Et l’informatique dématérialisée présente encore une autre faille : dans un monde aussi complexe que le nôtre, il n’existe pas de réponse claire à bon nombre de questions. Aux questions éthiques, par exemple. On ne peut y répondre qu’en prenant d’abord certaines décisions, en se positionnant du point de vue de l’humain, sur ce que l’on juge juste et bon.
Veut-on par exemple protéger les faibles ou les biens des riches ? Vaut-il mieux que quelques personnes vivent sur un grand pied au détriment des autres, ou vaut-il mieux contraire que le plus grand nombre ait des conditions de vie décentes ? De telles questions doivent être traitées au cas par cas par des humains. Le monde tel qu’il est décrit par les sciences physiques et naturelles n’apporte aucune réponse à ces questions.
C’est là que le bât blesse dans l’idée d’augmenter l’humain par la technologie : l’IA, c’est le royaume du quantifiable. Et elle nous laisse croire qu’il pourrait exister une manière objective et vraie de décrire le monde. Ce faisant, elle néglige d’autres formes de savoir : le savoir empirique implicite, l’intuition, l’empathie véritable, les émotions authentiques.
Ne pas privilégier le quantitatif
Récemment, on a pu voir que le fait de glisser tout cela sous le tapis pouvait être lourd de conséquences sur le plan social. Pendant la pandémie de Covid-19, c’est longtemps une vision scientifique et quantitative de la crise qui a prévalu.
Un enseignement tiré de cet épisode et maintes fois répété est que les problèmes qui touchent la société, comme une pandémie, ne sauraient être résolus par des moyens purement scientifiques et techniques, mais qu’il convient de les aborder de manière interdisciplinaire, en tenant compte d’un éventail de points de vue le plus large possible.
Dans la Silicon Valley, cette vision des choses ne s’est pas encore imposée. C’est inquiétant. Car c’est peut-être là que l’on pose en ce moment les jalons du monde dans lequel nous vivrons tous bientôt. Ce pourrait être un monde dans lequel l’intelligence artificielle sera une aide précieuse qui améliore la vie de tout un chacun, en collaboration avec l’humain. Ou bien un monde dans lequel nous perdrons ce qui fait la richesse de notre pensée. La question reste entière.

◇ ◇ ◇ ◇ ◇

SÉRIE DE TÂCHES —
a - Énumérez les formes de savoir que l'IA néglige selon le texte sur l'intelligence artificielle.
b - Reproduisez fidèlement le passage du texte sur l'intelligence artificielle compris entre « Un enseignement tiré » et « question reste entière. », ces deux mentions incluses.
c - Poursuivez le texte sur l'intelligence artificielle au-delà de sa dernière phrase.
La liste ci-après constitue un matériau indépendant du texte.

Données de compréhension de documents
◇ ◇ ◇ ◇ ◇

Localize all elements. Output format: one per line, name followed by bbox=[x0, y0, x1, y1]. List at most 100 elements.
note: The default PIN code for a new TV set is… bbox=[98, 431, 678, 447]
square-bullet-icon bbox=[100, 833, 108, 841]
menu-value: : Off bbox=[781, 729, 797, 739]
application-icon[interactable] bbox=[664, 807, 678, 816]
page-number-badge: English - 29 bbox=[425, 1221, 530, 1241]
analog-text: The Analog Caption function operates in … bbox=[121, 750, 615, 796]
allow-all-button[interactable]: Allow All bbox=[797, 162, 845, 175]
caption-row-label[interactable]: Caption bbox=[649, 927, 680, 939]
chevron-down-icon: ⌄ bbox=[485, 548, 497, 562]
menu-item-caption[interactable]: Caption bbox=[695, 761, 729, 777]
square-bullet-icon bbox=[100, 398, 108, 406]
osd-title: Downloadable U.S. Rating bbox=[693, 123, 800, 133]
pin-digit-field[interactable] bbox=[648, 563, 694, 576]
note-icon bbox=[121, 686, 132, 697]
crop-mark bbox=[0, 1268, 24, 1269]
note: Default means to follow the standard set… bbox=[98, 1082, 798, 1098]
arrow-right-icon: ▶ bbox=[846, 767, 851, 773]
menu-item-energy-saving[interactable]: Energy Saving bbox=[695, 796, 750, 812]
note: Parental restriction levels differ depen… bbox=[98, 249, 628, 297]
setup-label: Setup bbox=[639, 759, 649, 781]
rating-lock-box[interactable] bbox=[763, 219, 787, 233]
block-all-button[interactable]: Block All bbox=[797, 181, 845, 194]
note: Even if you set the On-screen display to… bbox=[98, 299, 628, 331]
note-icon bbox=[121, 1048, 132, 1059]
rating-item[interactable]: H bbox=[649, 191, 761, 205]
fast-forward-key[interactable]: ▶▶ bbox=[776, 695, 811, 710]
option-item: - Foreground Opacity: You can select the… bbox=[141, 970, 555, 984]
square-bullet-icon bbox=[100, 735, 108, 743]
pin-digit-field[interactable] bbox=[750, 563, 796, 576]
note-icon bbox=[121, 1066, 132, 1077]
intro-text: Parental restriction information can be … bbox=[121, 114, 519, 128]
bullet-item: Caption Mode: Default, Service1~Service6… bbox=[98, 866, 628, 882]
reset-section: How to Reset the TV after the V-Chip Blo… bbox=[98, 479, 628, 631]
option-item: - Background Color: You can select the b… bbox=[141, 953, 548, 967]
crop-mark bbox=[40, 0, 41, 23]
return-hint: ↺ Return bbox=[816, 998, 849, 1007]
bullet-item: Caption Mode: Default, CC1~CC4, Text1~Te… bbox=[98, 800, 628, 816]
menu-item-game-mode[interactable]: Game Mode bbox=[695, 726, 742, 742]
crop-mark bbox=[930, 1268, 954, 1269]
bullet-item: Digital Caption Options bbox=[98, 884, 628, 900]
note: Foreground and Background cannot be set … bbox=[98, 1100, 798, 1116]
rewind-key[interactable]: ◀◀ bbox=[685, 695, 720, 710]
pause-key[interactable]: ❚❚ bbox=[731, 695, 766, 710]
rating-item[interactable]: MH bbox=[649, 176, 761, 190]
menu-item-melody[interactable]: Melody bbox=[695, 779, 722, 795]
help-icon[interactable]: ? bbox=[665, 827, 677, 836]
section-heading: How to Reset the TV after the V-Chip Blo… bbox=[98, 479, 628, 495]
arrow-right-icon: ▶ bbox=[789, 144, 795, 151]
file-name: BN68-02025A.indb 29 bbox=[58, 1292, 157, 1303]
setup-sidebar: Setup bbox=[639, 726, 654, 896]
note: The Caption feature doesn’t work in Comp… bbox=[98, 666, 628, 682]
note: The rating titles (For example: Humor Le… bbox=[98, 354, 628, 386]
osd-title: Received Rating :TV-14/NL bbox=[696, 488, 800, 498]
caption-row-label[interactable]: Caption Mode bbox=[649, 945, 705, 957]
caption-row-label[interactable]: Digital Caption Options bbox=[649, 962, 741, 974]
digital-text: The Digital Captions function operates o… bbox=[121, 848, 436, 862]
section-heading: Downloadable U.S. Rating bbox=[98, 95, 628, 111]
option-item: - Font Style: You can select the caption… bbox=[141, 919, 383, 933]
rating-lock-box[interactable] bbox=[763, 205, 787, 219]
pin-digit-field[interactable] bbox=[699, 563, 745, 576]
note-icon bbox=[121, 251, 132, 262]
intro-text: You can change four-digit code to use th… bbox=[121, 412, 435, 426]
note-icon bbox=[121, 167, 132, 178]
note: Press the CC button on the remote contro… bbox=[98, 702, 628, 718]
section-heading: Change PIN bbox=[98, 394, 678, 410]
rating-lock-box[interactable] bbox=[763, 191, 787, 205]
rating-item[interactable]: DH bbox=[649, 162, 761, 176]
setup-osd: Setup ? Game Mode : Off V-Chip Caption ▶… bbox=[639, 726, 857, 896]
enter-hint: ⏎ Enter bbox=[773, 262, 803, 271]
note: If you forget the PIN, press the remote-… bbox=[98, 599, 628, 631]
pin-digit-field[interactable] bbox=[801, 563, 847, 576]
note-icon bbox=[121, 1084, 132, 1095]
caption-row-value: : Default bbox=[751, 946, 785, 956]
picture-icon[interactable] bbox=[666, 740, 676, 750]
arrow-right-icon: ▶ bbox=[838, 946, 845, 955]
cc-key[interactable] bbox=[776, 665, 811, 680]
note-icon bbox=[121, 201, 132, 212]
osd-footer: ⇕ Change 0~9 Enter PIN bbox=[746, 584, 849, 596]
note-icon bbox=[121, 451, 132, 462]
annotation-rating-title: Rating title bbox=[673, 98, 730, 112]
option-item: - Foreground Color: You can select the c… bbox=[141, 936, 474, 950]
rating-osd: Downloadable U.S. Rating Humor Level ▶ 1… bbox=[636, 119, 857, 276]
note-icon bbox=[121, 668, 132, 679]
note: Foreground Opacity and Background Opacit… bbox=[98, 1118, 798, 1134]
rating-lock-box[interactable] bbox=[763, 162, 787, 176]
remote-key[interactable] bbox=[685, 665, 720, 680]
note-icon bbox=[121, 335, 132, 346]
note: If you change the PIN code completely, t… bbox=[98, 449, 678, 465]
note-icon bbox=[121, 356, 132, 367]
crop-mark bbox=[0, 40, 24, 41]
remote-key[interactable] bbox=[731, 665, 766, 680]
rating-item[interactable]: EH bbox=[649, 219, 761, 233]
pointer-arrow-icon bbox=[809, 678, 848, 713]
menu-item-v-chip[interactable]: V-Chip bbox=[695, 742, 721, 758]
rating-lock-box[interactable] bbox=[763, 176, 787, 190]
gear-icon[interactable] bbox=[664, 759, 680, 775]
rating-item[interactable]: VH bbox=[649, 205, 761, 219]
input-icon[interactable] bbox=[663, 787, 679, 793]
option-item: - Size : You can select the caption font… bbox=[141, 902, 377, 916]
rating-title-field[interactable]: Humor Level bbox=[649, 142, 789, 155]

◇ ◇ ◇ ◇ ◇

RÉPONSES AUX TÂCHES —
a -
- le savoir empirique implicite
- l'intuition
- l'empathie véritable
- les émotions authentiques

b -
Un enseignement tiré de cet épisode et maintes fois répété est que les problèmes qui touchent la société, comme une pandémie, ne sauraient être résolus par des moyens purement scientifiques et techniques, mais qu’il convient de les aborder de manière interdisciplinaire, en tenant compte d’un éventail de points de vue le plus large possible.
Dans la Silicon Valley, cette vision des choses ne s’est pas encore imposée. C’est inquiétant. Car c’est peut-être là que l’on pose en ce moment les jalons du monde dans lequel nous vivrons tous bientôt. Ce pourrait être un monde dans lequel l’intelligence artificielle sera une aide précieuse qui améliore la vie de tout un chacun, en collaboration avec l’humain. Ou bien un monde dans lequel nous perdrons ce qui fait la richesse de notre pensée. La question reste entière.

c -
À celle de savoir s’il serait vraiment bon que nous, les humains, augmentions notre intelligence grâce à la technologie, le visionnaire Ray Kurzweil répond volontiers par une expérience de pensée. Supposons que nous puissions parler aux souris et que nous demandions à l’une d’elles si elle aimerait devenir aussi intelligente qu’un humain : elle répondrait immédiatement par l’affirmative, Kurzweil en est persuadé. Peut-être est-ce vrai, car la souris ne se laisserait plus prendre aussi vite dans la souricière. Mais peut-être est-ce faux…
Ray Kurzweil n’est pas le seul à s’être intéressé à l’idée de faire parler les animaux. Le philosophe Ludwig Wittgenstein [1889-1951] écrivait dans ses Investigations philosophiques : “Si un lion pouvait parler, nous ne pourrions pas le comprendre.” Ce qu’il voulait dire par là, c’est que les mots du lion n’ont de sens que de son point de vue de lion, en fonction de sa pratique de l’existence. Le lion ne saurait que faire de notre savoir humain, tout comme nous ne saurions que faire de sa vision du monde. Cela n’aurait aucun sens pour lui de se demander s’il désire être aussi intelligent que nous. Car, pour lui, cela reviendrait à renoncer à sa “léonité”.
* Dans un entretien au même magazine, l’Américain assure que ce n’est pas grave si les gens ne lisent plus de livres, car il imagine un avenir très proche où nos cerveaux seront connectés à des IA et auront donc un accès immédiat aux “millions de livres” que ces IA auront “lus”, dit-il : “Notre intelligence sera plus que décuplée.”